Format the records as a numbered list, from the first line through the line that contains "inset-y-tick-label: 10-1 [361,426,406,460]", including both ends and omitting any blank lines.

**EXTRACTED INFORMATION:**
....................
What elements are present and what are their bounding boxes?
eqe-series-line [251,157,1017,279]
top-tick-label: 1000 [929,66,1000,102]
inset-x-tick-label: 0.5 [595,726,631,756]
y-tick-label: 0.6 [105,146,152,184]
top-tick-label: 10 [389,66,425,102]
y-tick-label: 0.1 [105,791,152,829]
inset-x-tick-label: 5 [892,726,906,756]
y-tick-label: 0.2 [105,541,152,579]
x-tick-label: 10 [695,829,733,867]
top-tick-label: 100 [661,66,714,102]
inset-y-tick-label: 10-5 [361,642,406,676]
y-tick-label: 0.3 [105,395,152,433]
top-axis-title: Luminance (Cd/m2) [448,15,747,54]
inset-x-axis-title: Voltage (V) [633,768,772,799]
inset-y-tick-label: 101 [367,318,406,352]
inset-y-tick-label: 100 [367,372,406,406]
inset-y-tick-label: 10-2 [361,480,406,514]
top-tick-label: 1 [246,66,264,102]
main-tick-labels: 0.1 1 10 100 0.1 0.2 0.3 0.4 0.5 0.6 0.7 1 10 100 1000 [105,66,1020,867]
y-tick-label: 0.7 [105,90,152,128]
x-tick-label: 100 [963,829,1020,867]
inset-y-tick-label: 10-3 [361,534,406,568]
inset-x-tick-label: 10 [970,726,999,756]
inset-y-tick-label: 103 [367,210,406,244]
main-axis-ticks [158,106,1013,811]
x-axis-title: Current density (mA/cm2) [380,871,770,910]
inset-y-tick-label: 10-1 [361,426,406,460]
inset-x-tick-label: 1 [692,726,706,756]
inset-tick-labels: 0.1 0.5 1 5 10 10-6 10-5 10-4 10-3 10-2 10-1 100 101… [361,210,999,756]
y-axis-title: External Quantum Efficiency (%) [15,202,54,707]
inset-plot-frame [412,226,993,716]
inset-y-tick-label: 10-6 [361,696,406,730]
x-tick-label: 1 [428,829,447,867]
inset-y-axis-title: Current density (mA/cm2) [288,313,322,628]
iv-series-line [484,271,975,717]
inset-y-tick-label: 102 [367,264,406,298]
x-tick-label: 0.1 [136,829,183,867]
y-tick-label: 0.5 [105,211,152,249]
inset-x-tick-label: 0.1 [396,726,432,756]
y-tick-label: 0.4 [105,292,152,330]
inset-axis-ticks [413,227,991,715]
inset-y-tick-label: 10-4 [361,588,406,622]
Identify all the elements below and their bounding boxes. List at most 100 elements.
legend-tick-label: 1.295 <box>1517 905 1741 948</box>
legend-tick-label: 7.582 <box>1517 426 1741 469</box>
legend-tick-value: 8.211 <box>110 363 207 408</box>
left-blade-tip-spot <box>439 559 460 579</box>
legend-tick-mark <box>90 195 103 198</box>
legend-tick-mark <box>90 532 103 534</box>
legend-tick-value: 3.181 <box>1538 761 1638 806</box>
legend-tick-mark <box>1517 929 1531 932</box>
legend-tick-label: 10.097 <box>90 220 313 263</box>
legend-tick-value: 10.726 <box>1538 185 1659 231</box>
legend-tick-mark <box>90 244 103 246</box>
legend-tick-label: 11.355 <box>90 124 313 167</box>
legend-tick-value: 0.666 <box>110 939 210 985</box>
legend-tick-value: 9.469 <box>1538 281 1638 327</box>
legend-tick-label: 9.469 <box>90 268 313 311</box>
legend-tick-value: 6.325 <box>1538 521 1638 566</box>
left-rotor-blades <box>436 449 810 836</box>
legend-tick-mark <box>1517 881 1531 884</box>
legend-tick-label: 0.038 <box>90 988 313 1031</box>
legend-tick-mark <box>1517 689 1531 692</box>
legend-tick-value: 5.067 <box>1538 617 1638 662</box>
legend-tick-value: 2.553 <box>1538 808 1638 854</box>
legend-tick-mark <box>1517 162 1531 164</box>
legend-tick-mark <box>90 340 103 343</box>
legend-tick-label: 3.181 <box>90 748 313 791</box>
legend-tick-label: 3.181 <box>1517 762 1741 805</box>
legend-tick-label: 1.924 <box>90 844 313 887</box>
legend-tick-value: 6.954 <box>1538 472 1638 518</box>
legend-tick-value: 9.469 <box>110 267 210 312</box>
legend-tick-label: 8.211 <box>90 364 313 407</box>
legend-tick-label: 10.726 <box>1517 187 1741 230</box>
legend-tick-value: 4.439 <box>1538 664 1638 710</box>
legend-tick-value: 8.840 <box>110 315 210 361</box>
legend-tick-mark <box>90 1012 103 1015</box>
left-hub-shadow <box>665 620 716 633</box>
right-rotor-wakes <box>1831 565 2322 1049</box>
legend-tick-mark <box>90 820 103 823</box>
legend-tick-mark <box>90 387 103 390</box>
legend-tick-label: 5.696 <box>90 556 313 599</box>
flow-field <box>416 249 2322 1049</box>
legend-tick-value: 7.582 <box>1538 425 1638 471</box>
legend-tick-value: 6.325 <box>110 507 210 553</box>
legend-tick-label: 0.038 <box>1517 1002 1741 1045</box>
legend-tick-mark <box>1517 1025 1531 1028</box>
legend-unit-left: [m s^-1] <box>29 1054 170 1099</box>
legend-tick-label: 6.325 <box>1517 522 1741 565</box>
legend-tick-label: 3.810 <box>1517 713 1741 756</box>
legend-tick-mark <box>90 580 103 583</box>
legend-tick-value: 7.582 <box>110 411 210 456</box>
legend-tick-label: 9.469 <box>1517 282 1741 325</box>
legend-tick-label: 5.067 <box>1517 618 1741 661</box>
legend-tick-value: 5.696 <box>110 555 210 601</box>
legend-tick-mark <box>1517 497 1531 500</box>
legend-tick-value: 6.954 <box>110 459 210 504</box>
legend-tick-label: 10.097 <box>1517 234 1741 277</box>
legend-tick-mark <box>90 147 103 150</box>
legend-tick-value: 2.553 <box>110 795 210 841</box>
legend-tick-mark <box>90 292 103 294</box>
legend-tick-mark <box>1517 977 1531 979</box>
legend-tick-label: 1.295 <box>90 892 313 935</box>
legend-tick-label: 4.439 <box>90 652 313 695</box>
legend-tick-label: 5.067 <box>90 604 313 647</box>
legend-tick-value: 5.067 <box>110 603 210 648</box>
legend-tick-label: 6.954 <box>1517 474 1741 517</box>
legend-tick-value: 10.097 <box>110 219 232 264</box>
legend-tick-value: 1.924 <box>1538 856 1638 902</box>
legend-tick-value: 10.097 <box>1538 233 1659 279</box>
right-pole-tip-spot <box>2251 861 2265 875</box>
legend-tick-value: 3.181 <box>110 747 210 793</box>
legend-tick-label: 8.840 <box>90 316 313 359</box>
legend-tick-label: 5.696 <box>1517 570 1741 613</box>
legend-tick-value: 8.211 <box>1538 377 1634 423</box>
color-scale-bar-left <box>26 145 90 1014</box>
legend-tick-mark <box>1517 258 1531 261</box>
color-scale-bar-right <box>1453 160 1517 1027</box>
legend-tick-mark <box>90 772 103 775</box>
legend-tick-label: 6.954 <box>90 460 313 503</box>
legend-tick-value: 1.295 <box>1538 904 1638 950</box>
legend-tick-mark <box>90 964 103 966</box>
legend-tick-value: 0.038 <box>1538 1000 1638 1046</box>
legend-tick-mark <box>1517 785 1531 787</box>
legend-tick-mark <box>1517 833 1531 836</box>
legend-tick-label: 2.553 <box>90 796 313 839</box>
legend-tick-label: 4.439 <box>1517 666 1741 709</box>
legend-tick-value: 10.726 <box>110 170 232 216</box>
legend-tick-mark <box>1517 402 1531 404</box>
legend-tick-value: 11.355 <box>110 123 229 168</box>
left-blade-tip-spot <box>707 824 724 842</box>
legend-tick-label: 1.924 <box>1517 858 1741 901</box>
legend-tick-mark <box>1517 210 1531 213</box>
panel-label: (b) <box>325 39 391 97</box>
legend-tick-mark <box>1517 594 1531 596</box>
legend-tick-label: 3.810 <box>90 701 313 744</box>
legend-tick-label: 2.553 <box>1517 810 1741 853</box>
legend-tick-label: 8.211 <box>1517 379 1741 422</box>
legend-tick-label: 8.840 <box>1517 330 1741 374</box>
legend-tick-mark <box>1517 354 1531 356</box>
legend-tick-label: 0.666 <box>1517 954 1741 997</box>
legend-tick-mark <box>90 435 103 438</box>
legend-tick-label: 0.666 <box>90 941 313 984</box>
....................
**COMPLETE RESPONSE:**
1. What elements are present and what are their bounding boxes?
2. eqe-series-line [251,157,1017,279]
3. top-tick-label: 1000 [929,66,1000,102]
4. inset-x-tick-label: 0.5 [595,726,631,756]
5. y-tick-label: 0.6 [105,146,152,184]
6. top-tick-label: 10 [389,66,425,102]
7. y-tick-label: 0.1 [105,791,152,829]
8. inset-x-tick-label: 5 [892,726,906,756]
9. y-tick-label: 0.2 [105,541,152,579]
10. x-tick-label: 10 [695,829,733,867]
11. top-tick-label: 100 [661,66,714,102]
12. inset-y-tick-label: 10-5 [361,642,406,676]
13. y-tick-label: 0.3 [105,395,152,433]
14. top-axis-title: Luminance (Cd/m2) [448,15,747,54]
15. inset-x-axis-title: Voltage (V) [633,768,772,799]
16. inset-y-tick-label: 101 [367,318,406,352]
17. inset-y-tick-label: 100 [367,372,406,406]
18. inset-y-tick-label: 10-2 [361,480,406,514]
19. top-tick-label: 1 [246,66,264,102]
20. main-tick-labels: 0.1 1 10 100 0.1 0.2 0.3 0.4 0.5 0.6 0.7 1 10 100 1000 [105,66,1020,867]
21. y-tick-label: 0.7 [105,90,152,128]
22. x-tick-label: 100 [963,829,1020,867]
23. inset-y-tick-label: 10-3 [361,534,406,568]
24. inset-x-tick-label: 10 [970,726,999,756]
25. inset-y-tick-label: 103 [367,210,406,244]
26. main-axis-ticks [158,106,1013,811]
27. x-axis-title: Current density (mA/cm2) [380,871,770,910]
28. inset-y-tick-label: 10-1 [361,426,406,460]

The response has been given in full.